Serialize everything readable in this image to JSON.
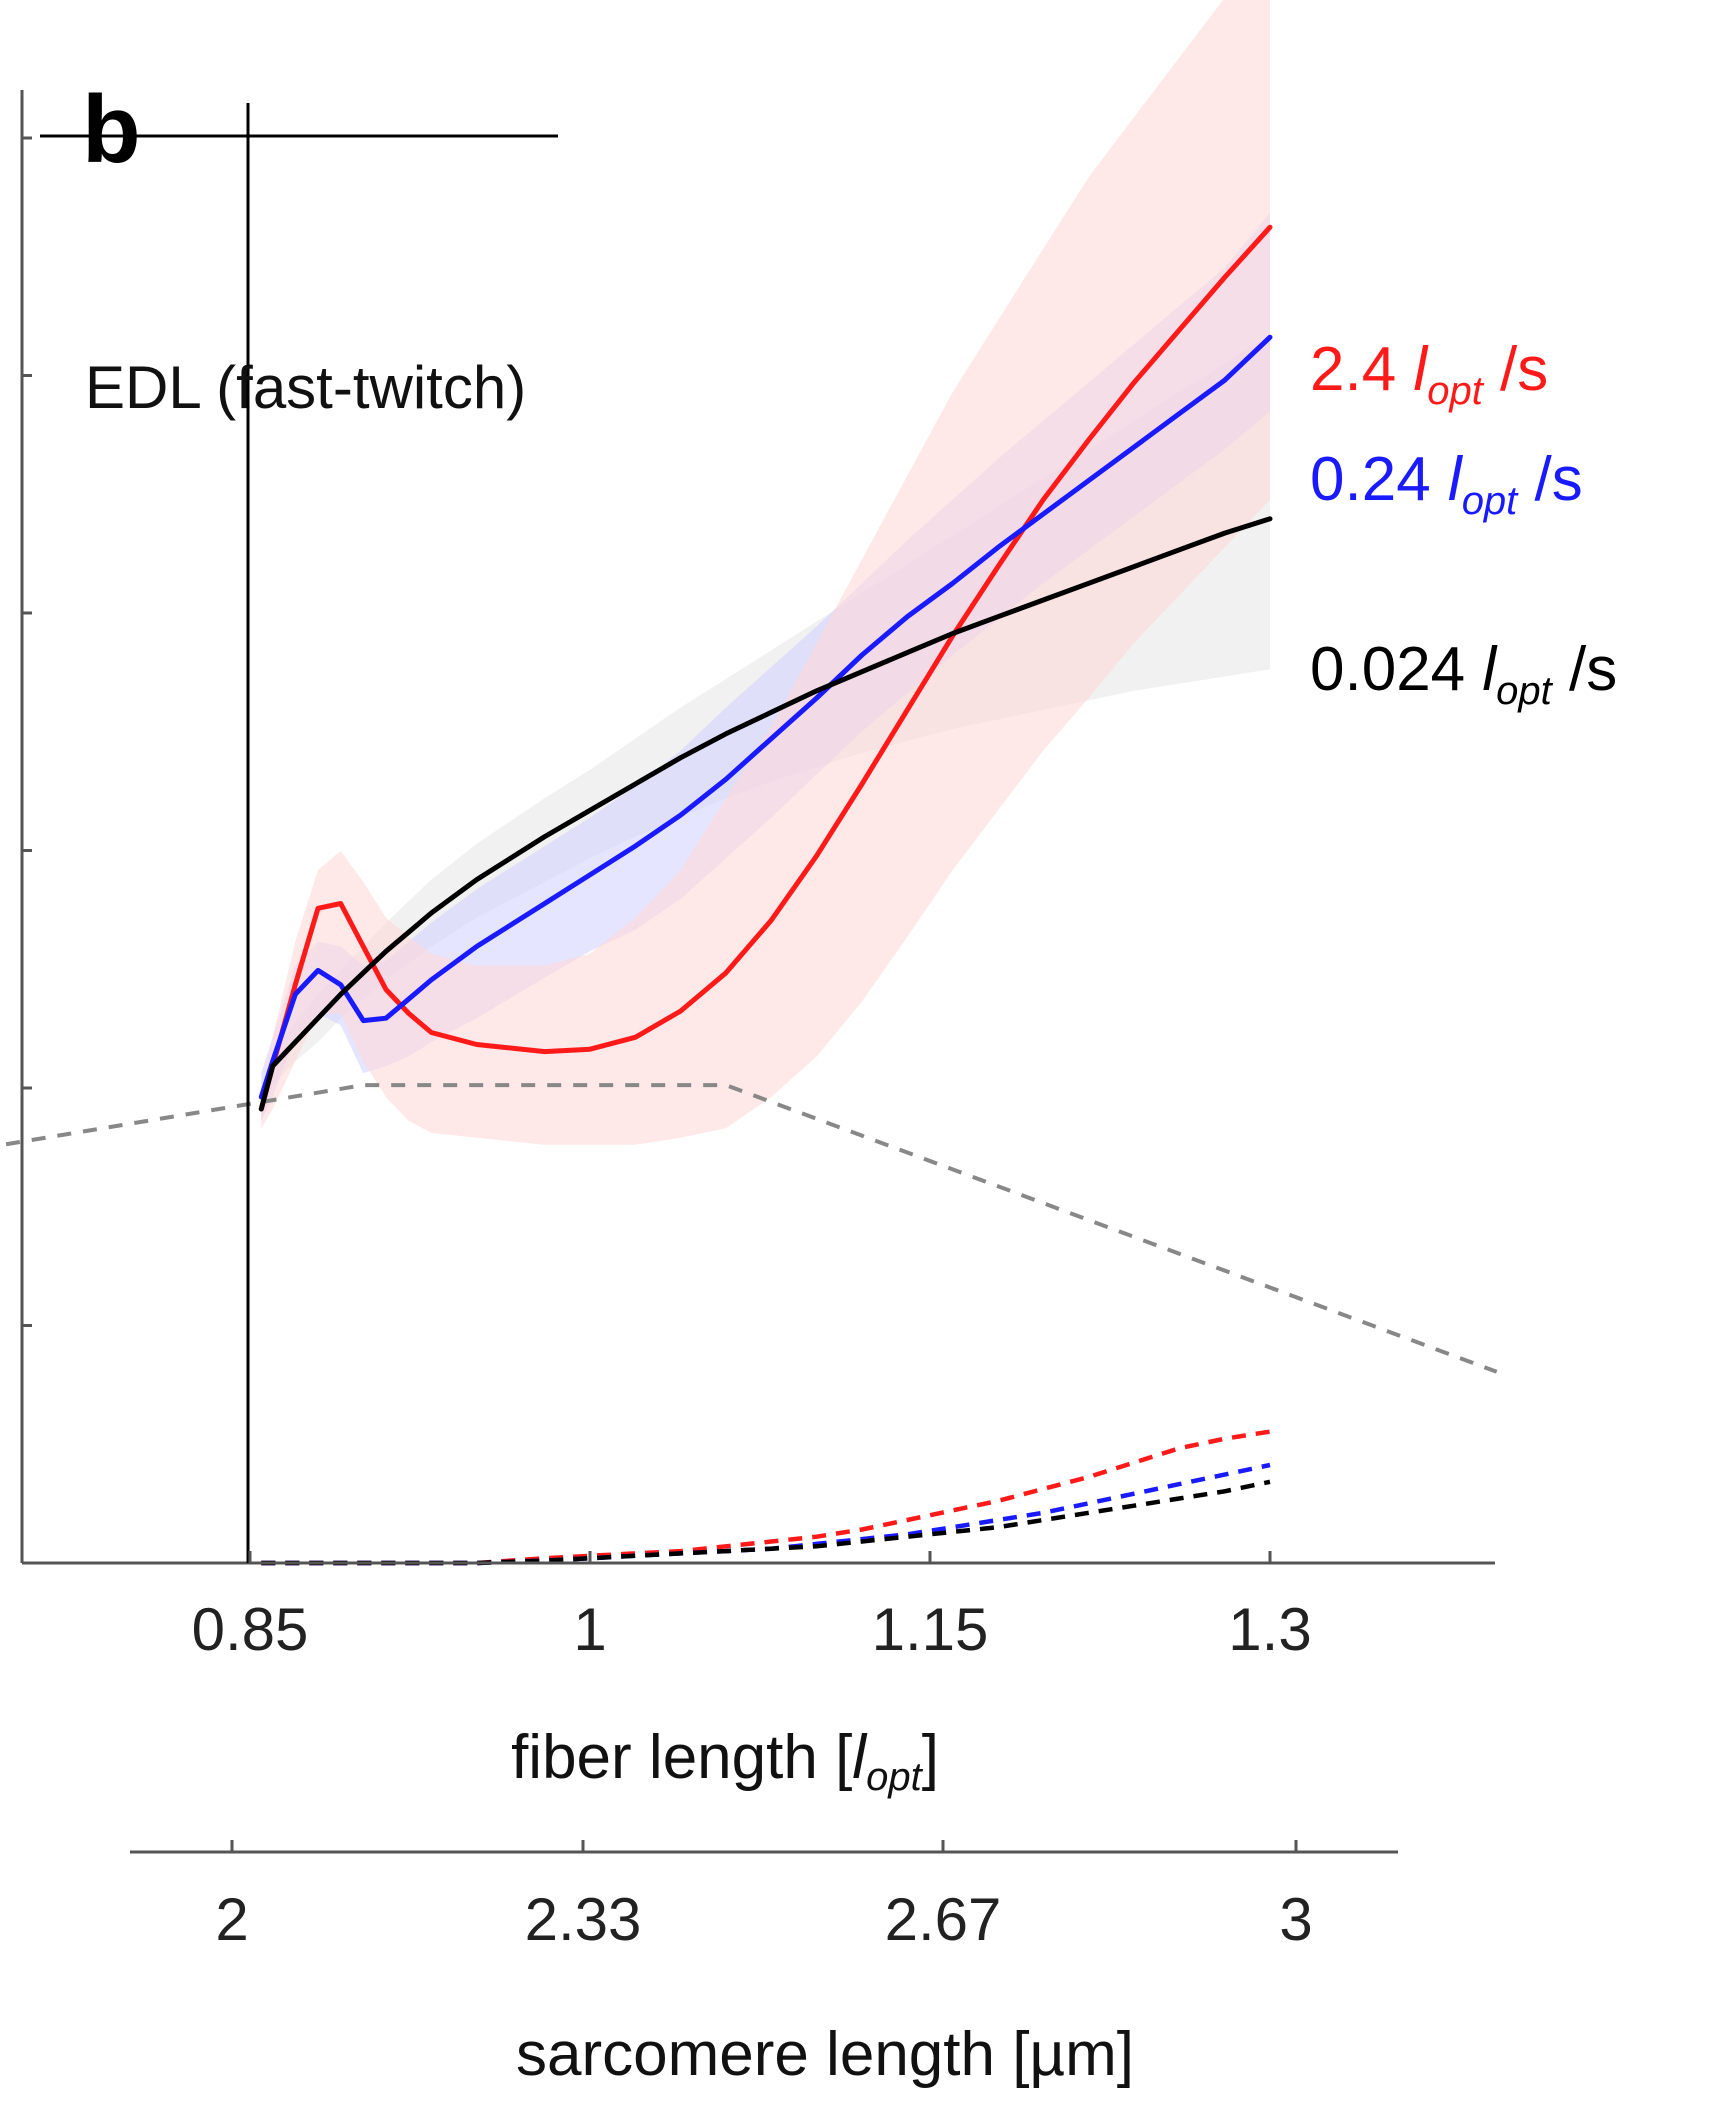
{
  "chart_data": {
    "type": "line",
    "panel_label": "b",
    "annotation": "EDL (fast-twitch)",
    "xlabel": {
      "main": "fiber length [",
      "sym": "l",
      "sub": "opt",
      "end": "]"
    },
    "x2label": "sarcomere length [µm]",
    "xlim": [
      0.55,
      1.4
    ],
    "ylim": [
      0,
      6.0
    ],
    "x_ticks": [
      0.85,
      1.0,
      1.15,
      1.3
    ],
    "x_tick_labels": [
      "0.85",
      "1",
      "1.15",
      "1.3"
    ],
    "x2_ticks": [
      2.0,
      2.33,
      2.67,
      3.0
    ],
    "x2_tick_labels": [
      "2",
      "2.33",
      "2.67",
      "3"
    ],
    "x2_lim": [
      1.7,
      3.1
    ],
    "y_ticks": [
      0,
      1,
      2,
      3,
      4,
      5,
      6
    ],
    "colors": {
      "red": "#ff1a1a",
      "blue": "#1a1aff",
      "black": "#000000",
      "gray": "#888888",
      "red_band": "#ffd9d9",
      "blue_band": "#d4d4ff",
      "black_band": "#e8e8e8"
    },
    "series": [
      {
        "name_value": "2.4",
        "name_sym": "l",
        "name_sub": "opt",
        "name_unit": "/s",
        "color": "red",
        "x": [
          0.855,
          0.86,
          0.87,
          0.88,
          0.89,
          0.9,
          0.91,
          0.92,
          0.93,
          0.95,
          0.98,
          1.0,
          1.02,
          1.04,
          1.06,
          1.08,
          1.1,
          1.12,
          1.14,
          1.16,
          1.18,
          1.2,
          1.22,
          1.24,
          1.26,
          1.28,
          1.3
        ],
        "y": [
          1.9,
          2.08,
          2.42,
          2.74,
          2.76,
          2.58,
          2.4,
          2.3,
          2.22,
          2.17,
          2.14,
          2.15,
          2.2,
          2.31,
          2.47,
          2.69,
          2.96,
          3.26,
          3.57,
          3.88,
          4.17,
          4.45,
          4.7,
          4.94,
          5.16,
          5.38,
          5.59
        ],
        "band_upper": [
          1.97,
          2.2,
          2.6,
          2.9,
          2.98,
          2.85,
          2.7,
          2.62,
          2.55,
          2.5,
          2.5,
          2.55,
          2.7,
          2.9,
          3.2,
          3.5,
          3.85,
          4.2,
          4.55,
          4.9,
          5.2,
          5.5,
          5.8,
          6.05,
          6.3,
          6.55,
          6.78
        ],
        "band_lower": [
          1.82,
          1.9,
          2.1,
          2.3,
          2.3,
          2.1,
          1.95,
          1.85,
          1.8,
          1.78,
          1.75,
          1.75,
          1.75,
          1.78,
          1.82,
          1.95,
          2.12,
          2.35,
          2.62,
          2.9,
          3.15,
          3.4,
          3.62,
          3.85,
          4.05,
          4.25,
          4.45
        ],
        "passive_y": [
          0.0,
          0.0,
          0.0,
          0.0,
          0.0,
          0.0,
          0.0,
          0.0,
          0.0,
          0.0,
          0.02,
          0.03,
          0.04,
          0.05,
          0.07,
          0.09,
          0.11,
          0.14,
          0.18,
          0.22,
          0.26,
          0.31,
          0.36,
          0.42,
          0.48,
          0.52,
          0.55
        ]
      },
      {
        "name_value": "0.24",
        "name_sym": "l",
        "name_sub": "opt",
        "name_unit": "/s",
        "color": "blue",
        "x": [
          0.855,
          0.86,
          0.87,
          0.88,
          0.89,
          0.9,
          0.91,
          0.92,
          0.93,
          0.95,
          0.98,
          1.0,
          1.02,
          1.04,
          1.06,
          1.08,
          1.1,
          1.12,
          1.14,
          1.16,
          1.18,
          1.2,
          1.22,
          1.24,
          1.26,
          1.28,
          1.3
        ],
        "y": [
          1.95,
          2.1,
          2.38,
          2.48,
          2.42,
          2.27,
          2.28,
          2.36,
          2.44,
          2.58,
          2.76,
          2.88,
          3.0,
          3.13,
          3.28,
          3.45,
          3.62,
          3.8,
          3.96,
          4.1,
          4.25,
          4.39,
          4.53,
          4.67,
          4.81,
          4.95,
          5.13
        ],
        "band_upper": [
          2.05,
          2.2,
          2.5,
          2.6,
          2.58,
          2.5,
          2.52,
          2.6,
          2.68,
          2.82,
          3.0,
          3.12,
          3.25,
          3.4,
          3.58,
          3.75,
          3.92,
          4.1,
          4.28,
          4.45,
          4.62,
          4.78,
          4.94,
          5.1,
          5.26,
          5.42,
          5.65
        ],
        "band_lower": [
          1.85,
          1.95,
          2.2,
          2.3,
          2.25,
          2.05,
          2.08,
          2.12,
          2.18,
          2.28,
          2.45,
          2.56,
          2.65,
          2.78,
          2.95,
          3.12,
          3.3,
          3.48,
          3.64,
          3.8,
          3.95,
          4.1,
          4.24,
          4.38,
          4.52,
          4.66,
          4.82
        ],
        "passive_y": [
          0.0,
          0.0,
          0.0,
          0.0,
          0.0,
          0.0,
          0.0,
          0.0,
          0.0,
          0.0,
          0.01,
          0.02,
          0.03,
          0.04,
          0.05,
          0.06,
          0.08,
          0.1,
          0.12,
          0.15,
          0.18,
          0.21,
          0.25,
          0.29,
          0.33,
          0.37,
          0.41
        ]
      },
      {
        "name_value": "0.024",
        "name_sym": "l",
        "name_sub": "opt",
        "name_unit": "/s",
        "color": "black",
        "x": [
          0.855,
          0.86,
          0.87,
          0.88,
          0.89,
          0.9,
          0.91,
          0.92,
          0.93,
          0.95,
          0.98,
          1.0,
          1.02,
          1.04,
          1.06,
          1.08,
          1.1,
          1.12,
          1.14,
          1.16,
          1.18,
          1.2,
          1.22,
          1.24,
          1.26,
          1.28,
          1.3
        ],
        "y": [
          1.9,
          2.08,
          2.18,
          2.28,
          2.38,
          2.47,
          2.56,
          2.64,
          2.72,
          2.86,
          3.04,
          3.15,
          3.26,
          3.37,
          3.47,
          3.56,
          3.65,
          3.73,
          3.81,
          3.89,
          3.96,
          4.03,
          4.1,
          4.17,
          4.24,
          4.31,
          4.37
        ],
        "band_upper": [
          1.95,
          2.15,
          2.26,
          2.38,
          2.48,
          2.58,
          2.68,
          2.77,
          2.86,
          3.01,
          3.2,
          3.32,
          3.45,
          3.58,
          3.7,
          3.82,
          3.94,
          4.06,
          4.18,
          4.3,
          4.42,
          4.54,
          4.66,
          4.78,
          4.9,
          5.02,
          5.14
        ],
        "band_lower": [
          1.85,
          2.0,
          2.1,
          2.18,
          2.28,
          2.36,
          2.44,
          2.51,
          2.58,
          2.7,
          2.85,
          2.95,
          3.04,
          3.12,
          3.2,
          3.27,
          3.33,
          3.39,
          3.44,
          3.49,
          3.53,
          3.57,
          3.61,
          3.65,
          3.68,
          3.71,
          3.74
        ],
        "passive_y": [
          0.0,
          0.0,
          0.0,
          0.0,
          0.0,
          0.0,
          0.0,
          0.0,
          0.0,
          0.0,
          0.01,
          0.02,
          0.03,
          0.04,
          0.05,
          0.06,
          0.07,
          0.09,
          0.11,
          0.13,
          0.15,
          0.18,
          0.21,
          0.24,
          0.27,
          0.3,
          0.34
        ]
      }
    ],
    "force_length_curve": {
      "color": "gray",
      "x": [
        0.55,
        0.9,
        1.06,
        1.4
      ],
      "y": [
        1.45,
        2.0,
        2.0,
        0.8
      ]
    }
  }
}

-------------------------

Quote all the lines above exactly as given. Do not include the pictures.

**Answer for this exercise**
Serialize everything readable in this image to JSON.
{
  "chart_data": {
    "type": "line",
    "panel_label": "b",
    "annotation": "EDL (fast-twitch)",
    "xlabel": {
      "main": "fiber length [",
      "sym": "l",
      "sub": "opt",
      "end": "]"
    },
    "x2label": "sarcomere length [µm]",
    "xlim": [
      0.55,
      1.4
    ],
    "ylim": [
      0,
      6.0
    ],
    "x_ticks": [
      0.85,
      1.0,
      1.15,
      1.3
    ],
    "x_tick_labels": [
      "0.85",
      "1",
      "1.15",
      "1.3"
    ],
    "x2_ticks": [
      2.0,
      2.33,
      2.67,
      3.0
    ],
    "x2_tick_labels": [
      "2",
      "2.33",
      "2.67",
      "3"
    ],
    "x2_lim": [
      1.7,
      3.1
    ],
    "y_ticks": [
      0,
      1,
      2,
      3,
      4,
      5,
      6
    ],
    "colors": {
      "red": "#ff1a1a",
      "blue": "#1a1aff",
      "black": "#000000",
      "gray": "#888888",
      "red_band": "#ffd9d9",
      "blue_band": "#d4d4ff",
      "black_band": "#e8e8e8"
    },
    "series": [
      {
        "name_value": "2.4",
        "name_sym": "l",
        "name_sub": "opt",
        "name_unit": "/s",
        "color": "red",
        "x": [
          0.855,
          0.86,
          0.87,
          0.88,
          0.89,
          0.9,
          0.91,
          0.92,
          0.93,
          0.95,
          0.98,
          1.0,
          1.02,
          1.04,
          1.06,
          1.08,
          1.1,
          1.12,
          1.14,
          1.16,
          1.18,
          1.2,
          1.22,
          1.24,
          1.26,
          1.28,
          1.3
        ],
        "y": [
          1.9,
          2.08,
          2.42,
          2.74,
          2.76,
          2.58,
          2.4,
          2.3,
          2.22,
          2.17,
          2.14,
          2.15,
          2.2,
          2.31,
          2.47,
          2.69,
          2.96,
          3.26,
          3.57,
          3.88,
          4.17,
          4.45,
          4.7,
          4.94,
          5.16,
          5.38,
          5.59
        ],
        "band_upper": [
          1.97,
          2.2,
          2.6,
          2.9,
          2.98,
          2.85,
          2.7,
          2.62,
          2.55,
          2.5,
          2.5,
          2.55,
          2.7,
          2.9,
          3.2,
          3.5,
          3.85,
          4.2,
          4.55,
          4.9,
          5.2,
          5.5,
          5.8,
          6.05,
          6.3,
          6.55,
          6.78
        ],
        "band_lower": [
          1.82,
          1.9,
          2.1,
          2.3,
          2.3,
          2.1,
          1.95,
          1.85,
          1.8,
          1.78,
          1.75,
          1.75,
          1.75,
          1.78,
          1.82,
          1.95,
          2.12,
          2.35,
          2.62,
          2.9,
          3.15,
          3.4,
          3.62,
          3.85,
          4.05,
          4.25,
          4.45
        ],
        "passive_y": [
          0.0,
          0.0,
          0.0,
          0.0,
          0.0,
          0.0,
          0.0,
          0.0,
          0.0,
          0.0,
          0.02,
          0.03,
          0.04,
          0.05,
          0.07,
          0.09,
          0.11,
          0.14,
          0.18,
          0.22,
          0.26,
          0.31,
          0.36,
          0.42,
          0.48,
          0.52,
          0.55
        ]
      },
      {
        "name_value": "0.24",
        "name_sym": "l",
        "name_sub": "opt",
        "name_unit": "/s",
        "color": "blue",
        "x": [
          0.855,
          0.86,
          0.87,
          0.88,
          0.89,
          0.9,
          0.91,
          0.92,
          0.93,
          0.95,
          0.98,
          1.0,
          1.02,
          1.04,
          1.06,
          1.08,
          1.1,
          1.12,
          1.14,
          1.16,
          1.18,
          1.2,
          1.22,
          1.24,
          1.26,
          1.28,
          1.3
        ],
        "y": [
          1.95,
          2.1,
          2.38,
          2.48,
          2.42,
          2.27,
          2.28,
          2.36,
          2.44,
          2.58,
          2.76,
          2.88,
          3.0,
          3.13,
          3.28,
          3.45,
          3.62,
          3.8,
          3.96,
          4.1,
          4.25,
          4.39,
          4.53,
          4.67,
          4.81,
          4.95,
          5.13
        ],
        "band_upper": [
          2.05,
          2.2,
          2.5,
          2.6,
          2.58,
          2.5,
          2.52,
          2.6,
          2.68,
          2.82,
          3.0,
          3.12,
          3.25,
          3.4,
          3.58,
          3.75,
          3.92,
          4.1,
          4.28,
          4.45,
          4.62,
          4.78,
          4.94,
          5.1,
          5.26,
          5.42,
          5.65
        ],
        "band_lower": [
          1.85,
          1.95,
          2.2,
          2.3,
          2.25,
          2.05,
          2.08,
          2.12,
          2.18,
          2.28,
          2.45,
          2.56,
          2.65,
          2.78,
          2.95,
          3.12,
          3.3,
          3.48,
          3.64,
          3.8,
          3.95,
          4.1,
          4.24,
          4.38,
          4.52,
          4.66,
          4.82
        ],
        "passive_y": [
          0.0,
          0.0,
          0.0,
          0.0,
          0.0,
          0.0,
          0.0,
          0.0,
          0.0,
          0.0,
          0.01,
          0.02,
          0.03,
          0.04,
          0.05,
          0.06,
          0.08,
          0.1,
          0.12,
          0.15,
          0.18,
          0.21,
          0.25,
          0.29,
          0.33,
          0.37,
          0.41
        ]
      },
      {
        "name_value": "0.024",
        "name_sym": "l",
        "name_sub": "opt",
        "name_unit": "/s",
        "color": "black",
        "x": [
          0.855,
          0.86,
          0.87,
          0.88,
          0.89,
          0.9,
          0.91,
          0.92,
          0.93,
          0.95,
          0.98,
          1.0,
          1.02,
          1.04,
          1.06,
          1.08,
          1.1,
          1.12,
          1.14,
          1.16,
          1.18,
          1.2,
          1.22,
          1.24,
          1.26,
          1.28,
          1.3
        ],
        "y": [
          1.9,
          2.08,
          2.18,
          2.28,
          2.38,
          2.47,
          2.56,
          2.64,
          2.72,
          2.86,
          3.04,
          3.15,
          3.26,
          3.37,
          3.47,
          3.56,
          3.65,
          3.73,
          3.81,
          3.89,
          3.96,
          4.03,
          4.1,
          4.17,
          4.24,
          4.31,
          4.37
        ],
        "band_upper": [
          1.95,
          2.15,
          2.26,
          2.38,
          2.48,
          2.58,
          2.68,
          2.77,
          2.86,
          3.01,
          3.2,
          3.32,
          3.45,
          3.58,
          3.7,
          3.82,
          3.94,
          4.06,
          4.18,
          4.3,
          4.42,
          4.54,
          4.66,
          4.78,
          4.9,
          5.02,
          5.14
        ],
        "band_lower": [
          1.85,
          2.0,
          2.1,
          2.18,
          2.28,
          2.36,
          2.44,
          2.51,
          2.58,
          2.7,
          2.85,
          2.95,
          3.04,
          3.12,
          3.2,
          3.27,
          3.33,
          3.39,
          3.44,
          3.49,
          3.53,
          3.57,
          3.61,
          3.65,
          3.68,
          3.71,
          3.74
        ],
        "passive_y": [
          0.0,
          0.0,
          0.0,
          0.0,
          0.0,
          0.0,
          0.0,
          0.0,
          0.0,
          0.0,
          0.01,
          0.02,
          0.03,
          0.04,
          0.05,
          0.06,
          0.07,
          0.09,
          0.11,
          0.13,
          0.15,
          0.18,
          0.21,
          0.24,
          0.27,
          0.3,
          0.34
        ]
      }
    ],
    "force_length_curve": {
      "color": "gray",
      "x": [
        0.55,
        0.9,
        1.06,
        1.4
      ],
      "y": [
        1.45,
        2.0,
        2.0,
        0.8
      ]
    }
  }
}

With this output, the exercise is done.